▶ _Data to process_:
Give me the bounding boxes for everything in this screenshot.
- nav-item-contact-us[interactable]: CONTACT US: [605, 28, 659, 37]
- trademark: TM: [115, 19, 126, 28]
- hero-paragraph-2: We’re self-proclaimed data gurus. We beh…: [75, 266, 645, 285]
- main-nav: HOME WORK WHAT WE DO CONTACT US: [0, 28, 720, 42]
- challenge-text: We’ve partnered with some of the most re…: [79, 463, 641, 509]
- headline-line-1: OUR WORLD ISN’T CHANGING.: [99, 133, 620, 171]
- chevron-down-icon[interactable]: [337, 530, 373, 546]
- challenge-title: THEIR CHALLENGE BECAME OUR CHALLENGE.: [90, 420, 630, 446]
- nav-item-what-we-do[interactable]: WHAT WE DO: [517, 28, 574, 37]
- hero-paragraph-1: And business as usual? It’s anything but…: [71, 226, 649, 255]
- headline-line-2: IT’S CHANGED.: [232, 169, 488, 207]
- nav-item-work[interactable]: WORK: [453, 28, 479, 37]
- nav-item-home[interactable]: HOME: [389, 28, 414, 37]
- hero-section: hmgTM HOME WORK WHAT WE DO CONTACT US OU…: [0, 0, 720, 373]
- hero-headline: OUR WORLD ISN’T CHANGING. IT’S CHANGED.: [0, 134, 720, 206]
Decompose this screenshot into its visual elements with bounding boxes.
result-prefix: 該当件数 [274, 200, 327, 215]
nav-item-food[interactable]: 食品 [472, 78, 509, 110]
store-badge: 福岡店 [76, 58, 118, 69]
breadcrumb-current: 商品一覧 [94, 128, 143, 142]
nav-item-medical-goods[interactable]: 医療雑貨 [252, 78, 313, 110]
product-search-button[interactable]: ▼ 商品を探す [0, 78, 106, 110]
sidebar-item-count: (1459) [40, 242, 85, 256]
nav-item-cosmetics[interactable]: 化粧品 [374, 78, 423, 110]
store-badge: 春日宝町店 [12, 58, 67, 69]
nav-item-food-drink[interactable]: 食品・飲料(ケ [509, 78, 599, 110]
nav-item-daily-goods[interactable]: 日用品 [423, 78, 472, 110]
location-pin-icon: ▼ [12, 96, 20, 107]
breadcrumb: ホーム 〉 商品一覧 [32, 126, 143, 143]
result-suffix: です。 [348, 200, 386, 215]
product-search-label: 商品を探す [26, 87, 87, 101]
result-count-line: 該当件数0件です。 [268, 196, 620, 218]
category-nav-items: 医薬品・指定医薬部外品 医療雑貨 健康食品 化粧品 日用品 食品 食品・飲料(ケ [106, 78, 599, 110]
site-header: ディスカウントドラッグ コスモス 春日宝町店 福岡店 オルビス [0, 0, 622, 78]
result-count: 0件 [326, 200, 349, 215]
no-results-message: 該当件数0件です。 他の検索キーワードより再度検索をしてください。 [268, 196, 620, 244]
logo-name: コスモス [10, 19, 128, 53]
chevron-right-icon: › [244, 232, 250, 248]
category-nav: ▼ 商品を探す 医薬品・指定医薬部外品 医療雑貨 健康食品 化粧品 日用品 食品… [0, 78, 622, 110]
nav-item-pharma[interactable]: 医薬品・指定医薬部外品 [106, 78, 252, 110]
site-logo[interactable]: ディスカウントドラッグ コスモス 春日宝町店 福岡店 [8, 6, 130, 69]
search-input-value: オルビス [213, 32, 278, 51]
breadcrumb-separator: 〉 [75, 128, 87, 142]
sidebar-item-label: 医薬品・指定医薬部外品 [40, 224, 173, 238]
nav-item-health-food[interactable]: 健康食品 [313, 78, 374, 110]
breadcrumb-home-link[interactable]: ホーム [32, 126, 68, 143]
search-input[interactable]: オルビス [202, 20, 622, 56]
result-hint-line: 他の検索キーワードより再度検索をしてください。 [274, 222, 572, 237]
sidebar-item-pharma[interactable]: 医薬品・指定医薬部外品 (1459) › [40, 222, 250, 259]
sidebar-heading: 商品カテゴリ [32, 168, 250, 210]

▶ _Written request_:
Copy all of the records verbatim.

▶ _Task solution_:
Give me the bounding boxes for everything in this screenshot.
- nav-item-contact-us[interactable]: CONTACT US: [605, 28, 659, 37]
- trademark: TM: [115, 19, 126, 28]
- hero-paragraph-2: We’re self-proclaimed data gurus. We beh…: [75, 266, 645, 285]
- main-nav: HOME WORK WHAT WE DO CONTACT US: [0, 28, 720, 42]
- challenge-text: We’ve partnered with some of the most re…: [79, 463, 641, 509]
- headline-line-1: OUR WORLD ISN’T CHANGING.: [99, 133, 620, 171]
- chevron-down-icon[interactable]: [337, 530, 373, 546]
- challenge-title: THEIR CHALLENGE BECAME OUR CHALLENGE.: [90, 420, 630, 446]
- nav-item-what-we-do[interactable]: WHAT WE DO: [517, 28, 574, 37]
- hero-paragraph-1: And business as usual? It’s anything but…: [71, 226, 649, 255]
- headline-line-2: IT’S CHANGED.: [232, 169, 488, 207]
- nav-item-work[interactable]: WORK: [453, 28, 479, 37]
- nav-item-home[interactable]: HOME: [389, 28, 414, 37]
- hero-section: hmgTM HOME WORK WHAT WE DO CONTACT US OU…: [0, 0, 720, 373]
- hero-headline: OUR WORLD ISN’T CHANGING. IT’S CHANGED.: [0, 134, 720, 206]
Decompose this screenshot into its visual elements with bounding boxes.
result-prefix: 該当件数 [274, 200, 327, 215]
nav-item-food[interactable]: 食品 [472, 78, 509, 110]
store-badge: 福岡店 [76, 58, 118, 69]
breadcrumb-current: 商品一覧 [94, 128, 143, 142]
nav-item-medical-goods[interactable]: 医療雑貨 [252, 78, 313, 110]
product-search-button[interactable]: ▼ 商品を探す [0, 78, 106, 110]
sidebar-item-count: (1459) [40, 242, 85, 256]
nav-item-cosmetics[interactable]: 化粧品 [374, 78, 423, 110]
store-badge: 春日宝町店 [12, 58, 67, 69]
nav-item-food-drink[interactable]: 食品・飲料(ケ [509, 78, 599, 110]
nav-item-daily-goods[interactable]: 日用品 [423, 78, 472, 110]
location-pin-icon: ▼ [12, 96, 20, 107]
breadcrumb: ホーム 〉 商品一覧 [32, 126, 143, 143]
result-suffix: です。 [348, 200, 386, 215]
product-search-label: 商品を探す [26, 87, 87, 101]
result-count-line: 該当件数0件です。 [268, 196, 620, 218]
category-nav-items: 医薬品・指定医薬部外品 医療雑貨 健康食品 化粧品 日用品 食品 食品・飲料(ケ [106, 78, 599, 110]
site-header: ディスカウントドラッグ コスモス 春日宝町店 福岡店 オルビス [0, 0, 622, 78]
result-count: 0件 [326, 200, 349, 215]
no-results-message: 該当件数0件です。 他の検索キーワードより再度検索をしてください。 [268, 196, 620, 244]
logo-name: コスモス [10, 19, 128, 53]
chevron-right-icon: › [244, 232, 250, 248]
category-nav: ▼ 商品を探す 医薬品・指定医薬部外品 医療雑貨 健康食品 化粧品 日用品 食品… [0, 78, 622, 110]
nav-item-pharma[interactable]: 医薬品・指定医薬部外品 [106, 78, 252, 110]
site-logo[interactable]: ディスカウントドラッグ コスモス 春日宝町店 福岡店 [8, 6, 130, 69]
search-input-value: オルビス [213, 32, 278, 51]
breadcrumb-separator: 〉 [75, 128, 87, 142]
sidebar-item-label: 医薬品・指定医薬部外品 [40, 224, 173, 238]
nav-item-health-food[interactable]: 健康食品 [313, 78, 374, 110]
breadcrumb-home-link[interactable]: ホーム [32, 126, 68, 143]
search-input[interactable]: オルビス [202, 20, 622, 56]
result-hint-line: 他の検索キーワードより再度検索をしてください。 [274, 222, 572, 237]
sidebar-item-pharma[interactable]: 医薬品・指定医薬部外品 (1459) › [40, 222, 250, 259]
sidebar-heading: 商品カテゴリ [32, 168, 250, 210]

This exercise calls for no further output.